start Stored rows
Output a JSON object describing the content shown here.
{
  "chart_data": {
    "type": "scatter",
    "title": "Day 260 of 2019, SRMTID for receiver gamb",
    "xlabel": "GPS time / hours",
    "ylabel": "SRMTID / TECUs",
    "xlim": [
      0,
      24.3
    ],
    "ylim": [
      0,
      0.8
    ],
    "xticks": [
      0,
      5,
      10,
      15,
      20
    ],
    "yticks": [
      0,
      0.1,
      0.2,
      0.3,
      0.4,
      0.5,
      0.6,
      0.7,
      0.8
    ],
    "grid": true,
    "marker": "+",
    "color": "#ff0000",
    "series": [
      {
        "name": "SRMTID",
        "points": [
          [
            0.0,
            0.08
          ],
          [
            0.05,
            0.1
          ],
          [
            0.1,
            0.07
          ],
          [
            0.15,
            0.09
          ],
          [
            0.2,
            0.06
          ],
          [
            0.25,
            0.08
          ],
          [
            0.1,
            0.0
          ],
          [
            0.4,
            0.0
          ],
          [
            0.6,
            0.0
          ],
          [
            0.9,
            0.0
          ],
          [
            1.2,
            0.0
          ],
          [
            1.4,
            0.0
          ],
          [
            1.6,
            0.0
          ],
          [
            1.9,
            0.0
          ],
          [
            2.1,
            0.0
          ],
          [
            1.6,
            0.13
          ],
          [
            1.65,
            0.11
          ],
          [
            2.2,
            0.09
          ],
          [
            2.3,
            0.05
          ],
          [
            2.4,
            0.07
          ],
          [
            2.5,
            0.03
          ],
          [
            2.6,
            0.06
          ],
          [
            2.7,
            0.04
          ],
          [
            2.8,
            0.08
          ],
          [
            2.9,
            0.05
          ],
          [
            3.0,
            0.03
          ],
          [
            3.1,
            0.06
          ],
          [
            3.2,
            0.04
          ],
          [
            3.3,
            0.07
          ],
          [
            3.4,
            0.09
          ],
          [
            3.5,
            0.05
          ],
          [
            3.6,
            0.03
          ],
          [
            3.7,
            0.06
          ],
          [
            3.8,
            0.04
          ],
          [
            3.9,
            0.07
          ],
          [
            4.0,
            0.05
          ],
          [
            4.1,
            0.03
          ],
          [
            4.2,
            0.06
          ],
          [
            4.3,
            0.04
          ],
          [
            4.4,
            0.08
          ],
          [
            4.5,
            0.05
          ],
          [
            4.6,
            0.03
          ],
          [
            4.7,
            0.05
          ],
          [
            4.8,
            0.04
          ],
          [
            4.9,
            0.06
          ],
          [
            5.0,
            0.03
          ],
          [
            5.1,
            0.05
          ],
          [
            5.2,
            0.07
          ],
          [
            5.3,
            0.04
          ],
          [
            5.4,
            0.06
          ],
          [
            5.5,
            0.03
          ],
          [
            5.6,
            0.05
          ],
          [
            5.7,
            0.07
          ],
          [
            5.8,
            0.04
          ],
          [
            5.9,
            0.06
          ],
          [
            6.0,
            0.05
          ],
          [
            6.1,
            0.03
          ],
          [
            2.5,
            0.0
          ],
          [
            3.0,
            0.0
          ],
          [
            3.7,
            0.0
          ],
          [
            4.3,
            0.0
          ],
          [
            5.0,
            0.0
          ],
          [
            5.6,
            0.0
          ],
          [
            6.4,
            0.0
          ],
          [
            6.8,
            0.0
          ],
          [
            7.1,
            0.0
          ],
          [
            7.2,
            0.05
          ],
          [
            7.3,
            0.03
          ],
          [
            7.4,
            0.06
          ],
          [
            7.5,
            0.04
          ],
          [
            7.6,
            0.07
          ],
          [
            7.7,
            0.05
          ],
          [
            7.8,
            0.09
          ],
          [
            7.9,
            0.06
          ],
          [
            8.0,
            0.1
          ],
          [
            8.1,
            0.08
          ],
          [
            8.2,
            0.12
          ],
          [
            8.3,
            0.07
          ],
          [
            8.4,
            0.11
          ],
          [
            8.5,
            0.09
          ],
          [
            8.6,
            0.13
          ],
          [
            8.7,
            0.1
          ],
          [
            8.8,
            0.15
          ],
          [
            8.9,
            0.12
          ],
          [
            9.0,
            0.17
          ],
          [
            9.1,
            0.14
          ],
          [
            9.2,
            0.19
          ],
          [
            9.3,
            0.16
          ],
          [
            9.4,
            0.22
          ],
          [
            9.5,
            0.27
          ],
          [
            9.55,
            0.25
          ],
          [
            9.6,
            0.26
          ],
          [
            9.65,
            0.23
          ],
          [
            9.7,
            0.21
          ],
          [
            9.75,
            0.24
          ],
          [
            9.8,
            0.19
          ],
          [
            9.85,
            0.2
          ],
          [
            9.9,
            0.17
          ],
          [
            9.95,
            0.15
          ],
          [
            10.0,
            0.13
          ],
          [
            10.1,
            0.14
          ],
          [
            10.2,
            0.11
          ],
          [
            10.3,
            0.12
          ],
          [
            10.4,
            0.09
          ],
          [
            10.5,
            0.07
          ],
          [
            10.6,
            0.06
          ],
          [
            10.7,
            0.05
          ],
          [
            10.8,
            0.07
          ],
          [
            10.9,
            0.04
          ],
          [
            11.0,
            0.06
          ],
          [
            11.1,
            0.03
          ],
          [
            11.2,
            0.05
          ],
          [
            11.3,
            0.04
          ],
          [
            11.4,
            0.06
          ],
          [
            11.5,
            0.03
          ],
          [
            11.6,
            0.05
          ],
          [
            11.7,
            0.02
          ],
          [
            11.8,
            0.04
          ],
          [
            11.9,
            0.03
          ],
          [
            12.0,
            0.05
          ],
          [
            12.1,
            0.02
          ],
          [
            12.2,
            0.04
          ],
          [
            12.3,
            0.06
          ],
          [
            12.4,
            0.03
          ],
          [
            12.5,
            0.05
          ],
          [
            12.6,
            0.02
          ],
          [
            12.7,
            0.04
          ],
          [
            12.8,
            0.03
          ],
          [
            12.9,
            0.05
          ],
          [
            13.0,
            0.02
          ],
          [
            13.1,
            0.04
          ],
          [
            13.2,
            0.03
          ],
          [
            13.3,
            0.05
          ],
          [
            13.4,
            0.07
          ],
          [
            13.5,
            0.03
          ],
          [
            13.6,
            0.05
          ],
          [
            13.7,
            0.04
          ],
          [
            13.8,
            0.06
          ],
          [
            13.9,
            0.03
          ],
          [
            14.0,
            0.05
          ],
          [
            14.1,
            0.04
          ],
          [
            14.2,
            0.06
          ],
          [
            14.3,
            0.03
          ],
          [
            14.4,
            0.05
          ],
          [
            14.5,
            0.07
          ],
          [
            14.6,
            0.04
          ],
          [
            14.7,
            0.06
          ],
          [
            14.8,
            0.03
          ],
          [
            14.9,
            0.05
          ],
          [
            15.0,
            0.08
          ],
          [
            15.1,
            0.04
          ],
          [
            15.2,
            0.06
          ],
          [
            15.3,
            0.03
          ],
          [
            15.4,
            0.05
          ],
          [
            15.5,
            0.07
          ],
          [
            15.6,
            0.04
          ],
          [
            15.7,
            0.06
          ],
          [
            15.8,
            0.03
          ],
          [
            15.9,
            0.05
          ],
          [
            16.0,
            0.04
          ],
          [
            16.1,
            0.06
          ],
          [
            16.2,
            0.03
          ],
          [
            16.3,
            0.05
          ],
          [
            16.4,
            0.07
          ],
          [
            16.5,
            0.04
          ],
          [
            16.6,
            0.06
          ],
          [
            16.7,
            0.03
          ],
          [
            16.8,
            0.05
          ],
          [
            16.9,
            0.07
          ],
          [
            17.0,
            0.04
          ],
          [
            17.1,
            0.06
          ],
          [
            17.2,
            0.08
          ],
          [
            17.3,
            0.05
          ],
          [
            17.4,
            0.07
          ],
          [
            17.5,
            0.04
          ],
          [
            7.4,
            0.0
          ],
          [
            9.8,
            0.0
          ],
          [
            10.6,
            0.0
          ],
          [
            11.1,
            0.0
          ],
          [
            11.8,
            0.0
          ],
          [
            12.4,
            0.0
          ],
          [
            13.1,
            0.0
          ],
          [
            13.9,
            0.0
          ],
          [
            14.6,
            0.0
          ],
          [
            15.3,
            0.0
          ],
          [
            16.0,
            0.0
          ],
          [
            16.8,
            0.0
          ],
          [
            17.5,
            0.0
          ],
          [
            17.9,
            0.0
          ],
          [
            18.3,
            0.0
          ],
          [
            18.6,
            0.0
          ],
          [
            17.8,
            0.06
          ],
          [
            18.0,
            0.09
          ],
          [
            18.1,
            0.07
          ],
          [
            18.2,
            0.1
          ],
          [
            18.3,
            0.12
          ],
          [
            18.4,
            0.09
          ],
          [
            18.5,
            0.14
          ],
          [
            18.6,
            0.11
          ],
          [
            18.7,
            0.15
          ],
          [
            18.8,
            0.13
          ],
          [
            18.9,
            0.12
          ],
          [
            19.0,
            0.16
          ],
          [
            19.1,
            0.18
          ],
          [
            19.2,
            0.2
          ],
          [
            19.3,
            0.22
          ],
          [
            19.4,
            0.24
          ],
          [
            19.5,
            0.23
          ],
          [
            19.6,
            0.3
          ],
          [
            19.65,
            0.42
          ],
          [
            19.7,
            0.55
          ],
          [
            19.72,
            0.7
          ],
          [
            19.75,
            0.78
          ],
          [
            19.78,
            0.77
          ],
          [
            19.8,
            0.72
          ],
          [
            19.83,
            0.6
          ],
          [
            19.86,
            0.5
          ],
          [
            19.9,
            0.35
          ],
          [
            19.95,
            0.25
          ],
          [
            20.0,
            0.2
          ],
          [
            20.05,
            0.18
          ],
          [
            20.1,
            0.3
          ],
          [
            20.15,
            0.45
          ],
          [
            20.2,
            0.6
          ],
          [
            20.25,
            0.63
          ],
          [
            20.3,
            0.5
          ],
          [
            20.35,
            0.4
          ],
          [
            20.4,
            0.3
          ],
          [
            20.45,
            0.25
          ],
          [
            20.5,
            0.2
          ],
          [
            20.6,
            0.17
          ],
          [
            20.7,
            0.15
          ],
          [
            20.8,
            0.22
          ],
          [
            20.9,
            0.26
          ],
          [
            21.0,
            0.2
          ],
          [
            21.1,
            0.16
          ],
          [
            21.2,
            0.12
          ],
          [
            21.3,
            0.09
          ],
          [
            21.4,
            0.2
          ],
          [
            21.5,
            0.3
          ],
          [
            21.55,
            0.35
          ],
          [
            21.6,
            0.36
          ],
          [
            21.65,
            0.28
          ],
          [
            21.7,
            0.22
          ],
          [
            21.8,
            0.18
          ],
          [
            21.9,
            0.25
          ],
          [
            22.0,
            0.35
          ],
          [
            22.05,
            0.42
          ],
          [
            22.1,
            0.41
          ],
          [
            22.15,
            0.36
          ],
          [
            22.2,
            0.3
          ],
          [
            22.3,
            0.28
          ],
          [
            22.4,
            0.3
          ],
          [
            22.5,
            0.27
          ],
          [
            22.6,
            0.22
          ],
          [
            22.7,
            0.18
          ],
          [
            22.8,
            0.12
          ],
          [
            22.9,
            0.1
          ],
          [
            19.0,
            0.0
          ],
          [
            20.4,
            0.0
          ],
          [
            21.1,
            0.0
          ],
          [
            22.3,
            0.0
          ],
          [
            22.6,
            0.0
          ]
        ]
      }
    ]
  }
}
end Stored rows
Problem: Lines containing the string "SRMTID" are to be selected and copied.

Answer to this task:
    "title": "Day 260 of 2019, SRMTID for receiver gamb",
    "ylabel": "SRMTID / TECUs",
        "name": "SRMTID",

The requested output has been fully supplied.